- **What the exercise asks**: Keep the wording of each record exactly the same when you repeat it, and leave out pictures.

-- START OF Exercise inputs --

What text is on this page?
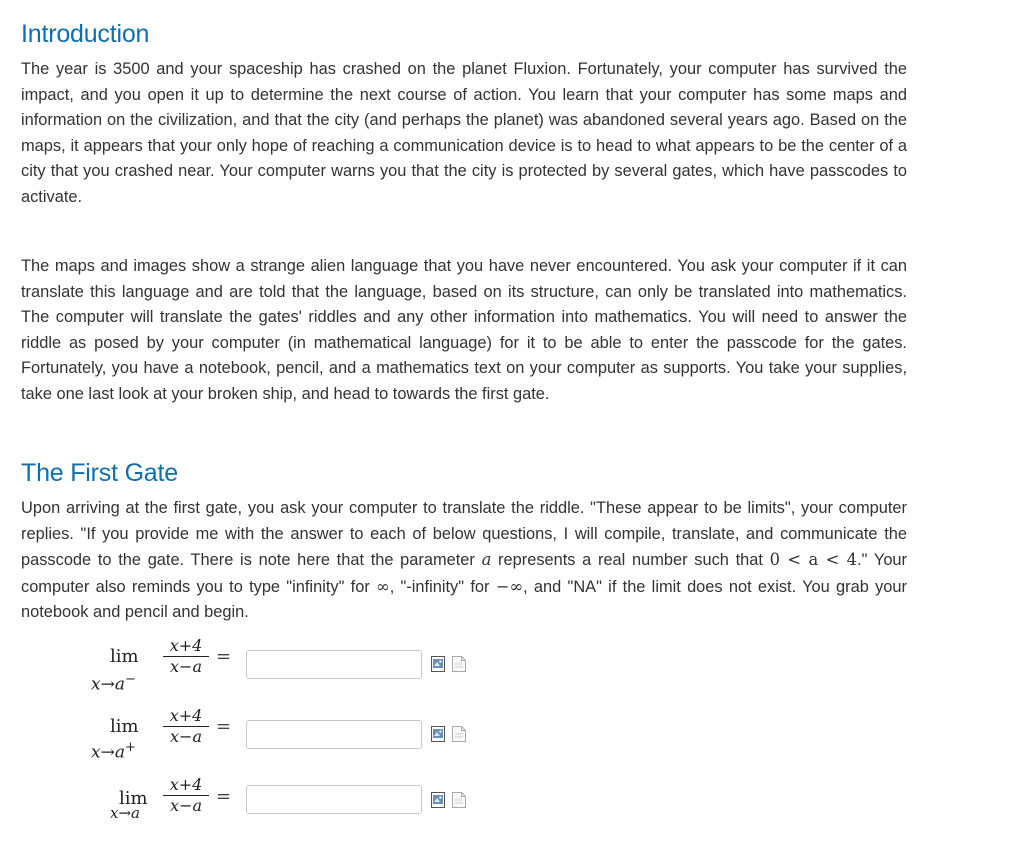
Introduction

The year is 3500 and your spaceship has crashed on the planet Fluxion. Fortunately, your computer has survived the impact, and you open it up to determine the next course of action. You learn that your computer has some maps and information on the civilization, and that the city (and perhaps the planet) was abandoned several years ago. Based on the maps, it appears that your only hope of reaching a communication device is to head to what appears to be the center of a city that you crashed near. Your computer warns you that the city is protected by several gates, which have passcodes to activate.

The maps and images show a strange alien language that you have never encountered. You ask your computer if it can translate this language and are told that the language, based on its structure, can only be translated into mathematics. The computer will translate the gates' riddles and any other information into mathematics. You will need to answer the riddle as posed by your computer (in mathematical language) for it to be able to enter the passcode for the gates. Fortunately, you have a notebook, pencil, and a mathematics text on your computer as supports. You take your supplies, take one last look at your broken ship, and head to towards the first gate.

The First Gate

Upon arriving at the first gate, you ask your computer to translate the riddle. "These appear to be limits", your computer replies. "If you provide me with the answer to each of below questions, I will compile, translate, and communicate the passcode to the gate. There is note here that the parameter a represents a real number such that 0 < a < 4." Your computer also reminds you to type "infinity" for ∞, "-infinity" for −∞, and "NA" if the limit does not exist. You grab your notebook and pencil and begin.

lim
x→a−
x+4
x−a =
lim
x→a+
x+4
x−a =
lim
x→a
x+4
x−a =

-- END OF Exercise inputs --

- **Task response**:
What text is on this page?
Introduction

The year is 3500 and your spaceship has crashed on the planet Fluxion. Fortunately, your computer has survived the impact, and you open it up to determine the next course of action. You learn that your computer has some maps and information on the civilization, and that the city (and perhaps the planet) was abandoned several years ago. Based on the maps, it appears that your only hope of reaching a communication device is to head to what appears to be the center of a city that you crashed near. Your computer warns you that the city is protected by several gates, which have passcodes to activate.

The maps and images show a strange alien language that you have never encountered. You ask your computer if it can translate this language and are told that the language, based on its structure, can only be translated into mathematics. The computer will translate the gates' riddles and any other information into mathematics. You will need to answer the riddle as posed by your computer (in mathematical language) for it to be able to enter the passcode for the gates. Fortunately, you have a notebook, pencil, and a mathematics text on your computer as supports. You take your supplies, take one last look at your broken ship, and head to towards the first gate.

The First Gate

Upon arriving at the first gate, you ask your computer to translate the riddle. "These appear to be limits", your computer replies. "If you provide me with the answer to each of below questions, I will compile, translate, and communicate the passcode to the gate. There is note here that the parameter a represents a real number such that 0 < a < 4." Your computer also reminds you to type "infinity" for ∞, "-infinity" for −∞, and "NA" if the limit does not exist. You grab your notebook and pencil and begin.

lim
x→a−
x+4
x−a =
lim
x→a+
x+4
x−a =
lim
x→a
x+4
x−a =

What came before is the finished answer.